- [Work instructions] Please copy every line of the records below that holds the word "Europe".

- [Provided records]
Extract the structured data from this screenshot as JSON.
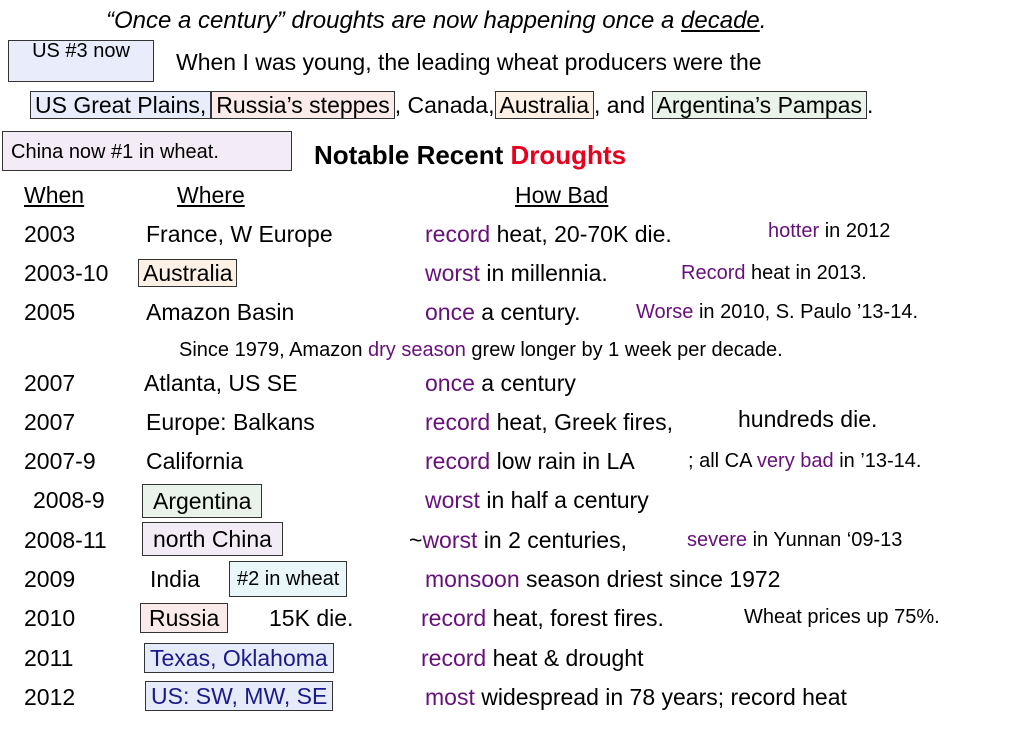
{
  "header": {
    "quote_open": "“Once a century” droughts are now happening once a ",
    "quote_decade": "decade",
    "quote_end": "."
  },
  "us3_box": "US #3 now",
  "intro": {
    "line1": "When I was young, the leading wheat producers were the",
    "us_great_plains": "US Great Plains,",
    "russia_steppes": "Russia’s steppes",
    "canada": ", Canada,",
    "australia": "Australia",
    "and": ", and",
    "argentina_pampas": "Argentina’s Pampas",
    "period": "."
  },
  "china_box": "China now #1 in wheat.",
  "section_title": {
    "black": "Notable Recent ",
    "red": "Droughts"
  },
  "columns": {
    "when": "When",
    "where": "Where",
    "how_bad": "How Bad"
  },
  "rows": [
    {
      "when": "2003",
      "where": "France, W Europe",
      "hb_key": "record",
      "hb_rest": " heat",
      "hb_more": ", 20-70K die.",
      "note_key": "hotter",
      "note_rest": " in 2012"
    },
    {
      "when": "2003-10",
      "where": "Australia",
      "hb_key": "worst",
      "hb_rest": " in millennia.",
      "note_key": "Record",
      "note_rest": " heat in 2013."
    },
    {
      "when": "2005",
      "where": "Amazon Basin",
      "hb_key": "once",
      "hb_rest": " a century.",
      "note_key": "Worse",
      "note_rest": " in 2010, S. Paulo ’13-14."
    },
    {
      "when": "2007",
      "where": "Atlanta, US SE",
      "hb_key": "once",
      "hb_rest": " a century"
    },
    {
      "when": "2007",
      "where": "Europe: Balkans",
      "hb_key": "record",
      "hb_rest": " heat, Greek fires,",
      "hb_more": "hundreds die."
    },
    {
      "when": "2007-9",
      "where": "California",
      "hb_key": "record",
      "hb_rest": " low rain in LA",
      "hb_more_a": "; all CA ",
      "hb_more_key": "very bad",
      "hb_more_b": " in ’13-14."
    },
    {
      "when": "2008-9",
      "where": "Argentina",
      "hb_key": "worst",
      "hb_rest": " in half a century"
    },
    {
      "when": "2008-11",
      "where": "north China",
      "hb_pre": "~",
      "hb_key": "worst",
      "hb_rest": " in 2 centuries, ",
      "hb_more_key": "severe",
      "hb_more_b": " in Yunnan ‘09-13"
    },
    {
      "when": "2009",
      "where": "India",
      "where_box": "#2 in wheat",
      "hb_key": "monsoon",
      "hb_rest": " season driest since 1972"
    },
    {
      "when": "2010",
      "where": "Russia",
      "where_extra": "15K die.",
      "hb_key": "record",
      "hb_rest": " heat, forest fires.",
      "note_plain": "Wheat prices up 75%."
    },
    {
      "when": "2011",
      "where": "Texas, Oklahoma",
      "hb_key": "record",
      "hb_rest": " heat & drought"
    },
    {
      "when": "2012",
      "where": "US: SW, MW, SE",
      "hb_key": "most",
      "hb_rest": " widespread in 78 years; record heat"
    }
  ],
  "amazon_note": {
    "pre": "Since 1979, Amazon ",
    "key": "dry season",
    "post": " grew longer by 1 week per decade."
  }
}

...

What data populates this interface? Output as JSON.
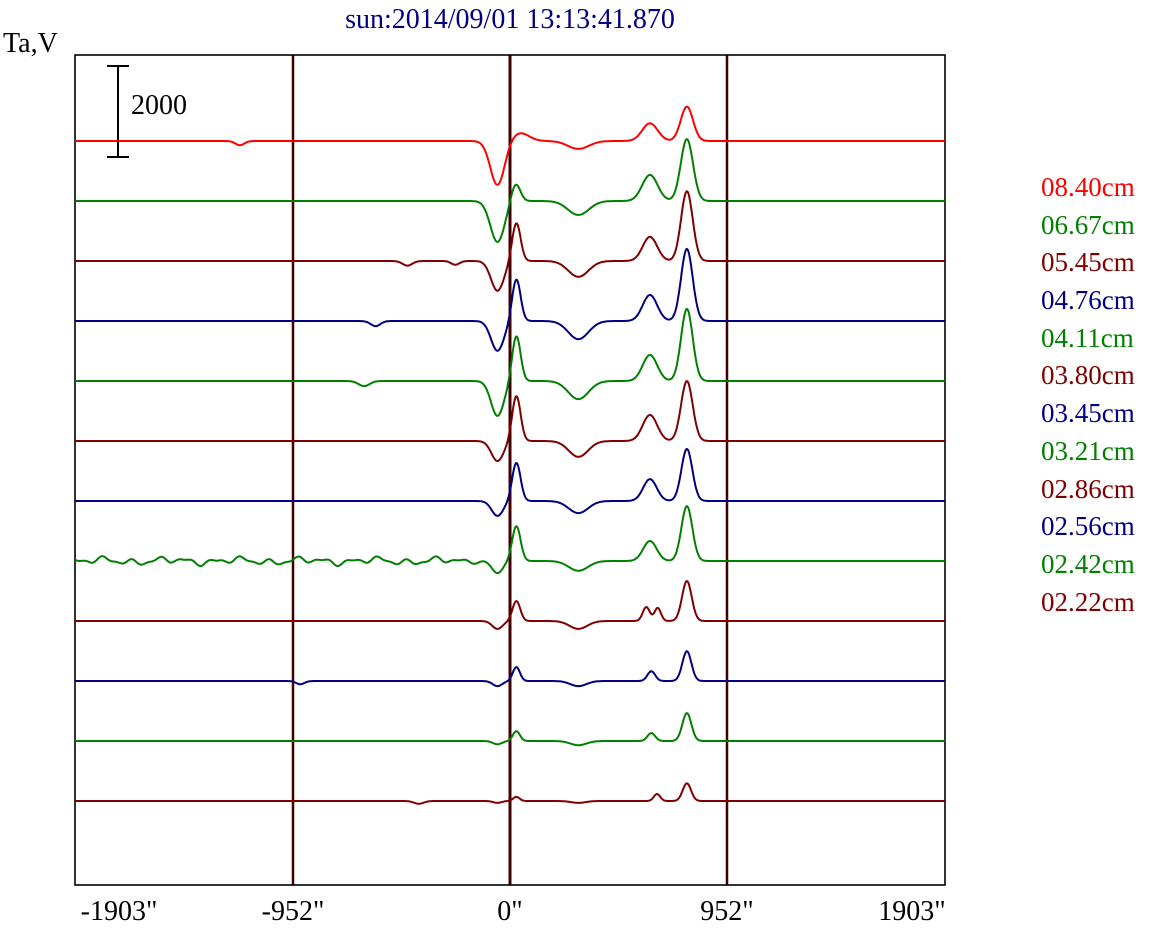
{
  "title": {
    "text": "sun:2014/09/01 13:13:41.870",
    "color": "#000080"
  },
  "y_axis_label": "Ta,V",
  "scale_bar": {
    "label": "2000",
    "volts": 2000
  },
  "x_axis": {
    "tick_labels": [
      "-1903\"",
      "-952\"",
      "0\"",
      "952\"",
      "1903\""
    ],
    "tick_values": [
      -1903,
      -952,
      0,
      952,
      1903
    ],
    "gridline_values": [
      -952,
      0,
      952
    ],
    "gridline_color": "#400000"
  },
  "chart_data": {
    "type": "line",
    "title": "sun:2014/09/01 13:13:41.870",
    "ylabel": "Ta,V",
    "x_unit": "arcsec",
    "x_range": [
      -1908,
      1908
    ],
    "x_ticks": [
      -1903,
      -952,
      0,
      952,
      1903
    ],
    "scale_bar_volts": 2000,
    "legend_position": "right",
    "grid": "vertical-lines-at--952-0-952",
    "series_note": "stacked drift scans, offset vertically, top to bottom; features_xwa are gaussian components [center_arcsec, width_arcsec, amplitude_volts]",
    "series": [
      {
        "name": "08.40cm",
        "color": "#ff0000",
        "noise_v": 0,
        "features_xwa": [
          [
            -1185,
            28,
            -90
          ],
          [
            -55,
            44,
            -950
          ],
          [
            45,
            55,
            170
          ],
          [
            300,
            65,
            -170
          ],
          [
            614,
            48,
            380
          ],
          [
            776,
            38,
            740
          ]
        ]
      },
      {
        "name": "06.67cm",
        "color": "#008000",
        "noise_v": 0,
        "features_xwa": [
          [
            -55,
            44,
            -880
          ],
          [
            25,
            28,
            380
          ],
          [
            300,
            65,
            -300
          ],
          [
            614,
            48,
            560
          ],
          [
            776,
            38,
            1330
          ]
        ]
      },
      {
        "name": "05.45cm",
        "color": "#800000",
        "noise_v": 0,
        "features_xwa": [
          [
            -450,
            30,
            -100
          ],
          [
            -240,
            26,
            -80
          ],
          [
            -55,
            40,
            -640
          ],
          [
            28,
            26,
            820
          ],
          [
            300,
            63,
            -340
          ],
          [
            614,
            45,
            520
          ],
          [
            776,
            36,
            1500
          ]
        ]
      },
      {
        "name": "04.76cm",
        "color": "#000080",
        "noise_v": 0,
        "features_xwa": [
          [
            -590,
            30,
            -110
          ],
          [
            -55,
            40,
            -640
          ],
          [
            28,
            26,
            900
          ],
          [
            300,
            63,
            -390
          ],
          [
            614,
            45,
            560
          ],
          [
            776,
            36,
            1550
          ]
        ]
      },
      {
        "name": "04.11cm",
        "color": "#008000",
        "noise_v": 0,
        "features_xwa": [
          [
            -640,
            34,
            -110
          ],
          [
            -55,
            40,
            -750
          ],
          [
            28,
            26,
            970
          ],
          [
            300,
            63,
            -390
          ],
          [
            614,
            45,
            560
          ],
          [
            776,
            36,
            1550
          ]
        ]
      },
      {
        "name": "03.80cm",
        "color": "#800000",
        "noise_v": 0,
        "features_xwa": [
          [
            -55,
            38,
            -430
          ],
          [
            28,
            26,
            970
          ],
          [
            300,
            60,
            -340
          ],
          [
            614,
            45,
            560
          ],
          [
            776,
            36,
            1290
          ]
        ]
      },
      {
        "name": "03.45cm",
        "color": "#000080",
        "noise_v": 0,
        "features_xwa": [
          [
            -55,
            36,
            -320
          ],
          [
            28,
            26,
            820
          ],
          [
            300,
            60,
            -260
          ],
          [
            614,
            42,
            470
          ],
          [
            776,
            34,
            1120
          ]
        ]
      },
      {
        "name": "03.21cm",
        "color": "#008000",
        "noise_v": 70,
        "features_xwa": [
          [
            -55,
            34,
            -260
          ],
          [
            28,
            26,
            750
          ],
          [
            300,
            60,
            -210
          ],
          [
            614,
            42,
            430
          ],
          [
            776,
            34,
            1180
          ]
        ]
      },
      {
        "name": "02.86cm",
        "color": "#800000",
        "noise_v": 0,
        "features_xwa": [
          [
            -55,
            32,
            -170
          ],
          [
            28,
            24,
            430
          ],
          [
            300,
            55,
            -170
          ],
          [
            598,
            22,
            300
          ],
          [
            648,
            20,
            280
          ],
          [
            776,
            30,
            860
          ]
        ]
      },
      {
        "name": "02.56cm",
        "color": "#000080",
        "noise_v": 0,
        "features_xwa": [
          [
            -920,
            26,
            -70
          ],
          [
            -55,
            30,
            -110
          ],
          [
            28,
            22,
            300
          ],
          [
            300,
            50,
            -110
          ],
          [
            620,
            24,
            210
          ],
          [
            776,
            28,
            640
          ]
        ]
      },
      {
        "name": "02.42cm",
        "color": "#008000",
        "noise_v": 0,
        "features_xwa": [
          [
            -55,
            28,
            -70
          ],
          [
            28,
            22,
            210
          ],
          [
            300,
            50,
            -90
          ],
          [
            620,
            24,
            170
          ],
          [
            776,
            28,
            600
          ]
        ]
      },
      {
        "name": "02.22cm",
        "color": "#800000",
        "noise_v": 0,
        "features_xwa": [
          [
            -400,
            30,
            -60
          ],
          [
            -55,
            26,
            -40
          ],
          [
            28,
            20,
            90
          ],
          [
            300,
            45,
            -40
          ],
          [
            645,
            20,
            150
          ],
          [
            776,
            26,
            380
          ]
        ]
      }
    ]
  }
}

- [Written response]
      "where": "France, W Europe",
      "where": "Europe: Balkans",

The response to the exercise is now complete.